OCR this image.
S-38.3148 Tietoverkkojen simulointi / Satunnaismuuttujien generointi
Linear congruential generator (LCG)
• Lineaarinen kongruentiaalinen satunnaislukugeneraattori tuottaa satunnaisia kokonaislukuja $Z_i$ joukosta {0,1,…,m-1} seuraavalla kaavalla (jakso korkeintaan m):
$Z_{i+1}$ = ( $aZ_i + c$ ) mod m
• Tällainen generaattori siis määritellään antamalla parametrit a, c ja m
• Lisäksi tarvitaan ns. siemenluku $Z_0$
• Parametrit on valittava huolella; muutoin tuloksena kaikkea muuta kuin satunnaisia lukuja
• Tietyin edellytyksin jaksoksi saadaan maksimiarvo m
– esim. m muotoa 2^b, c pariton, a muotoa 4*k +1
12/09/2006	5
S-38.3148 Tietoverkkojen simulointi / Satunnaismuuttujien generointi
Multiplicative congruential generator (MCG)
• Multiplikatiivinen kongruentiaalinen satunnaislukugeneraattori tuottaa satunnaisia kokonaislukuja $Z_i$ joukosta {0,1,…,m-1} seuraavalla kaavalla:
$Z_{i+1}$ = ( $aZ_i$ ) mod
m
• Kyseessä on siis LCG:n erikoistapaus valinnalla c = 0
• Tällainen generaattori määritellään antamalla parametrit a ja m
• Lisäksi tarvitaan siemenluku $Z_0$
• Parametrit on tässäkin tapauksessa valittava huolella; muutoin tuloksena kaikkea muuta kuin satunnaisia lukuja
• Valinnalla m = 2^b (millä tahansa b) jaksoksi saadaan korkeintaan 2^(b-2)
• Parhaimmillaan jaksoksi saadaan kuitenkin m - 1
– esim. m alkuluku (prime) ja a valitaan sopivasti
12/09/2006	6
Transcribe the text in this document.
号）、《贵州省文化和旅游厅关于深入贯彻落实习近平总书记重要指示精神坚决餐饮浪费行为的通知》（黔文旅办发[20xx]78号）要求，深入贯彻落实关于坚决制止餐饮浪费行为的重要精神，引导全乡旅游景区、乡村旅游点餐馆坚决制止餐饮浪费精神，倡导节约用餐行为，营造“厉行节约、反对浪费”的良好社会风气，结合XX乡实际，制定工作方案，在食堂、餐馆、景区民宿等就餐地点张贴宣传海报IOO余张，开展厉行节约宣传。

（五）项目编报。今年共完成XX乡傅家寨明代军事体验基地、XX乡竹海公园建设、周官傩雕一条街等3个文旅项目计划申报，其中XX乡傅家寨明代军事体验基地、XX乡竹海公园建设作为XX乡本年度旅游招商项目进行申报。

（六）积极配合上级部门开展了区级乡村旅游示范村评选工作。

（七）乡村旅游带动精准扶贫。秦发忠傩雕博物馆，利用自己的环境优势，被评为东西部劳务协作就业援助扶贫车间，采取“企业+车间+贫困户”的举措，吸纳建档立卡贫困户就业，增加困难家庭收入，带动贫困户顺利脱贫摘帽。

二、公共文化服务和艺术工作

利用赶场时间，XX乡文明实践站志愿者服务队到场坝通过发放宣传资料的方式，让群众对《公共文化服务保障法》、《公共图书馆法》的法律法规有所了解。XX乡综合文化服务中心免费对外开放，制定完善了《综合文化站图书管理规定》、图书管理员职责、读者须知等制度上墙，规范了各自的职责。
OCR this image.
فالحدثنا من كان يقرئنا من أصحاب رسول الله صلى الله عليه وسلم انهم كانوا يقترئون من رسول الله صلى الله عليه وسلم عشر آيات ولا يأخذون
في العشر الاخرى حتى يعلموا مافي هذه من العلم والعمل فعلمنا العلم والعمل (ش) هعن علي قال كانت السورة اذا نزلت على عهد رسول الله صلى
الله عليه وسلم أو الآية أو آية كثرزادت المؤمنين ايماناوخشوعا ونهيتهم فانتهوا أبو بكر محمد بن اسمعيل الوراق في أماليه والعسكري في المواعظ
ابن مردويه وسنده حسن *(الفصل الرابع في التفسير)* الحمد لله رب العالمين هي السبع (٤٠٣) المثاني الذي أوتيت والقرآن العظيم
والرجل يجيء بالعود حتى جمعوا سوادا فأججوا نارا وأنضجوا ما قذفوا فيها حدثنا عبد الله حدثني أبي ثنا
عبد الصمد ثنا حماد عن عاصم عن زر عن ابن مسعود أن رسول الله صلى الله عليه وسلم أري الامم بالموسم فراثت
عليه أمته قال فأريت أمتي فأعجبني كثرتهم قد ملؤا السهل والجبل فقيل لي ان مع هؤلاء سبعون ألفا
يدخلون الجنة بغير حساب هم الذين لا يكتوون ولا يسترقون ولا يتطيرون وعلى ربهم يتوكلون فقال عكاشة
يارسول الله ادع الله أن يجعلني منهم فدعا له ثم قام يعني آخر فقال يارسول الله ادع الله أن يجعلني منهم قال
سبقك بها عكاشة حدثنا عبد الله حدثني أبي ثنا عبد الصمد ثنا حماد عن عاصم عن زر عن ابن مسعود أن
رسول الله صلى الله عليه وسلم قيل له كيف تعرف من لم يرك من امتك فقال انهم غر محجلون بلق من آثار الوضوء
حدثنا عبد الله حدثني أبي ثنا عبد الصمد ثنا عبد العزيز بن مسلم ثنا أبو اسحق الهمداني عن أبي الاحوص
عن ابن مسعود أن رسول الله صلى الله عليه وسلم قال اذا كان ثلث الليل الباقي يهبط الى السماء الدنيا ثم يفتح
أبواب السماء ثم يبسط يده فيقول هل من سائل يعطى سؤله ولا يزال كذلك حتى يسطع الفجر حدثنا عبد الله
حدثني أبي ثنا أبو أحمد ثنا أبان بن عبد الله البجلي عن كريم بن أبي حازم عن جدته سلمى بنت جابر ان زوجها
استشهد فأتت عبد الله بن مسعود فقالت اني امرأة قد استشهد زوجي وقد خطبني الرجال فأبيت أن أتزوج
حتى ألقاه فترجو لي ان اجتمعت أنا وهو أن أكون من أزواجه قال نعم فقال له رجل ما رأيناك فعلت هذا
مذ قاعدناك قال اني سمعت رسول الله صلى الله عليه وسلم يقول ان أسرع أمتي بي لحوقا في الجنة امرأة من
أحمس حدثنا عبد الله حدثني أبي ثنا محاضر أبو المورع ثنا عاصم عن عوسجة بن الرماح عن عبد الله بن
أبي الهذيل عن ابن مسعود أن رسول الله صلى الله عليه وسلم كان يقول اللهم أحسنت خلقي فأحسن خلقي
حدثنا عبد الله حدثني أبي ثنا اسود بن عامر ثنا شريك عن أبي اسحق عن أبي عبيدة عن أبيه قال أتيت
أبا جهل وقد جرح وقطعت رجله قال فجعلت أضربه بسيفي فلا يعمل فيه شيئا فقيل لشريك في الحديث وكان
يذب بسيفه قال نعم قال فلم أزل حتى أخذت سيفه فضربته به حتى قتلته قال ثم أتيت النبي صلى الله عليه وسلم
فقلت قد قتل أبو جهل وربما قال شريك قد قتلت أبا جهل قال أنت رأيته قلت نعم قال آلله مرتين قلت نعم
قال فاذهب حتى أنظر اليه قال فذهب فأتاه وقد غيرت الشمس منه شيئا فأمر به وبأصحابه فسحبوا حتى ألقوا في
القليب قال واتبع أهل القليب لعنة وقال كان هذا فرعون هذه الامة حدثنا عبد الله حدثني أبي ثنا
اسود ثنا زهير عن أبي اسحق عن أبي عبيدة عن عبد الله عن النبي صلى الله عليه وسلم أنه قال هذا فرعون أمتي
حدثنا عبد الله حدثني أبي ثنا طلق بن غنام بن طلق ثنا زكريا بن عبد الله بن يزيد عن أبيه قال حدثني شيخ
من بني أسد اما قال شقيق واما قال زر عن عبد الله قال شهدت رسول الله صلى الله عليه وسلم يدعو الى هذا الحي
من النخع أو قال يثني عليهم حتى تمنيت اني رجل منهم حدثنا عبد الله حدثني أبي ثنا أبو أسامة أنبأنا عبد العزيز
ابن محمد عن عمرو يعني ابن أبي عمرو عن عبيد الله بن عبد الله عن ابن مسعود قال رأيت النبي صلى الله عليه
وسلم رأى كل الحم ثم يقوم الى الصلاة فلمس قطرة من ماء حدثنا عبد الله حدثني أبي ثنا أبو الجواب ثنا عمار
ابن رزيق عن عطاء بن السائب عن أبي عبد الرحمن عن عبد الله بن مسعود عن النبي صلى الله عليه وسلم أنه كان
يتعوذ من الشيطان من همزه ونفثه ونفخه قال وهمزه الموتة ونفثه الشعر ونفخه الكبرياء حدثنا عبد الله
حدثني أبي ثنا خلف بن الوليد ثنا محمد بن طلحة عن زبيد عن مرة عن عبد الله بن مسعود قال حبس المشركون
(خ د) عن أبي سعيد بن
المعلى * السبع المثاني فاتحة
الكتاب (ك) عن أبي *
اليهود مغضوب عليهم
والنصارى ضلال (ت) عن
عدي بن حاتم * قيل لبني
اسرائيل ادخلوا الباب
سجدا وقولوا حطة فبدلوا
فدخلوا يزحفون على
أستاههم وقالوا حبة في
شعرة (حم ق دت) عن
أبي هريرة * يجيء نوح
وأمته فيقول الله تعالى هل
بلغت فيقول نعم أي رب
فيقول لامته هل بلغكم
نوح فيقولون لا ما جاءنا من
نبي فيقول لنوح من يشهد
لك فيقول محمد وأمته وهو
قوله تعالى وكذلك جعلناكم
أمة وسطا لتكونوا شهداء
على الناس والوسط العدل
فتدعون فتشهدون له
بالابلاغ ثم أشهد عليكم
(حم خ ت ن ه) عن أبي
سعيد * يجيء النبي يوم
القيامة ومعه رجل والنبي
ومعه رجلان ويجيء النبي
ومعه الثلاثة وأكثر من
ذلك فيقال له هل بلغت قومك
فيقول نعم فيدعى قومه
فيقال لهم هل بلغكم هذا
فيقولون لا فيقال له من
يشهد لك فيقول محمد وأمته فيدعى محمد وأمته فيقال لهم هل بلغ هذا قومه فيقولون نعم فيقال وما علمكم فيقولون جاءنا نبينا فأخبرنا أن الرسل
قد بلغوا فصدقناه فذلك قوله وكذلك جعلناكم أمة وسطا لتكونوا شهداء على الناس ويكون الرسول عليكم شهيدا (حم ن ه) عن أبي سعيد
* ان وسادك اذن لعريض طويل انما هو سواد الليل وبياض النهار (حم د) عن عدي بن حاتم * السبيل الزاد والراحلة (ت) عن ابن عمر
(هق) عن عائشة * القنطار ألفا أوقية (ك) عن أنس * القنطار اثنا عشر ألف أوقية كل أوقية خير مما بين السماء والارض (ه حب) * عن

· · · · · · ·

* **OBJECTIVE**: Count the lines in the entries above that include the string "esim", then give only that figure.

* **WRITTEN ANSWER**: 2